▶ DO THIS
Please copy the material below line for line, leaving out the pictures.

Dataset rows:
+--

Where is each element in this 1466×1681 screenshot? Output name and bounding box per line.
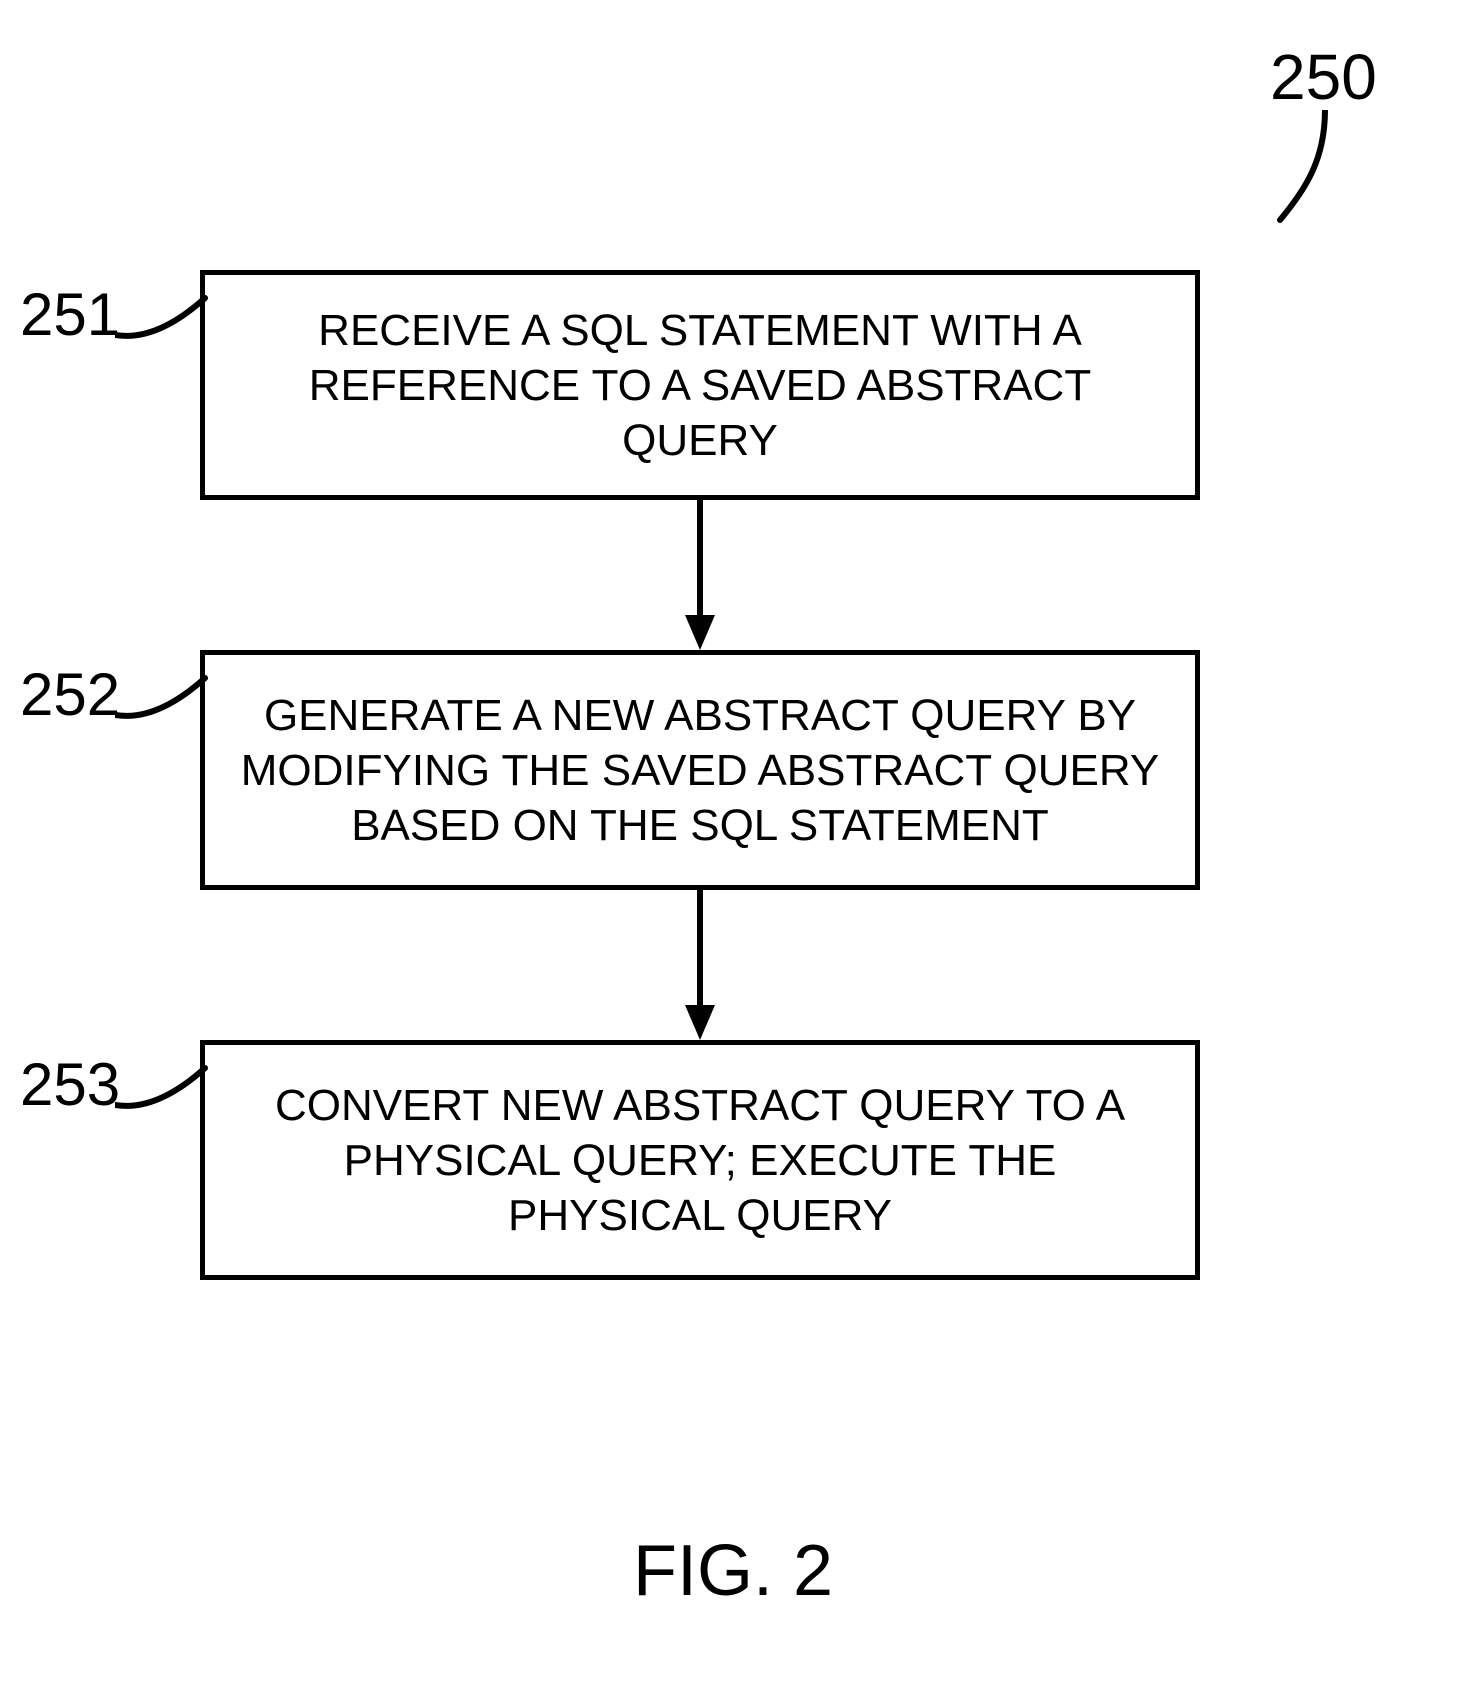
- figure-caption: FIG. 2: [0, 1530, 1466, 1612]
- flow-step-3: CONVERT NEW ABSTRACT QUERY TO A PHYSICAL…: [200, 1040, 1200, 1280]
- flow-step-2: GENERATE A NEW ABSTRACT QUERY BY MODIFYI…: [200, 650, 1200, 890]
- flow-step-1: RECEIVE A SQL STATEMENT WITH A REFERENCE…: [200, 270, 1200, 500]
- arrow-2-to-3: [680, 890, 720, 1040]
- step-1-ref: 251: [20, 280, 120, 349]
- step-3-ref-hook: [115, 1060, 210, 1130]
- figure-ref-label: 250: [1270, 40, 1377, 114]
- flow-step-2-text: GENERATE A NEW ABSTRACT QUERY BY MODIFYI…: [235, 688, 1165, 853]
- step-2-ref-hook: [115, 670, 210, 740]
- figure-ref-hook: [1270, 110, 1370, 230]
- arrow-1-to-2: [680, 500, 720, 650]
- figure-ref-text: 250: [1270, 41, 1377, 113]
- step-1-ref-hook: [115, 290, 210, 360]
- flowchart-figure: 250 RECEIVE A SQL STATEMENT WITH A REFER…: [0, 0, 1466, 1681]
- flow-step-1-text: RECEIVE A SQL STATEMENT WITH A REFERENCE…: [235, 303, 1165, 468]
- step-3-ref: 253: [20, 1050, 120, 1119]
- step-2-ref: 252: [20, 660, 120, 729]
- flow-step-3-text: CONVERT NEW ABSTRACT QUERY TO A PHYSICAL…: [235, 1078, 1165, 1243]
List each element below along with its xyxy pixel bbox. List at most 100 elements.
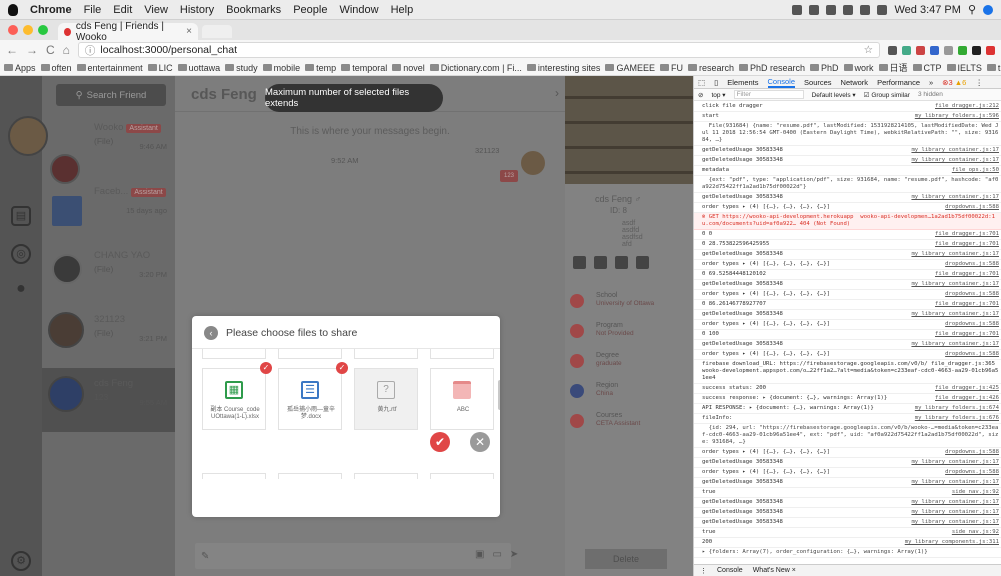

+--

▶ ANSWER TO THIS TASK
Where is each element in this 1466×1681 screenshot? Output name and bounding box per line.
- figure-caption: FIG. 2: [0, 1530, 1466, 1612]
- flow-step-3: CONVERT NEW ABSTRACT QUERY TO A PHYSICAL…: [200, 1040, 1200, 1280]
- flow-step-2: GENERATE A NEW ABSTRACT QUERY BY MODIFYI…: [200, 650, 1200, 890]
- flow-step-1: RECEIVE A SQL STATEMENT WITH A REFERENCE…: [200, 270, 1200, 500]
- arrow-2-to-3: [680, 890, 720, 1040]
- step-1-ref: 251: [20, 280, 120, 349]
- step-3-ref-hook: [115, 1060, 210, 1130]
- figure-ref-label: 250: [1270, 40, 1377, 114]
- flow-step-2-text: GENERATE A NEW ABSTRACT QUERY BY MODIFYI…: [235, 688, 1165, 853]
- step-2-ref-hook: [115, 670, 210, 740]
- figure-ref-hook: [1270, 110, 1370, 230]
- arrow-1-to-2: [680, 500, 720, 650]
- figure-ref-text: 250: [1270, 41, 1377, 113]
- step-1-ref-hook: [115, 290, 210, 360]
- flowchart-figure: 250 RECEIVE A SQL STATEMENT WITH A REFER…: [0, 0, 1466, 1681]
- flow-step-1-text: RECEIVE A SQL STATEMENT WITH A REFERENCE…: [235, 303, 1165, 468]
- step-3-ref: 253: [20, 1050, 120, 1119]
- step-2-ref: 252: [20, 660, 120, 729]
- flow-step-3-text: CONVERT NEW ABSTRACT QUERY TO A PHYSICAL…: [235, 1078, 1165, 1243]
List each element below along with its xyxy pixel bbox. List at most 100 elements.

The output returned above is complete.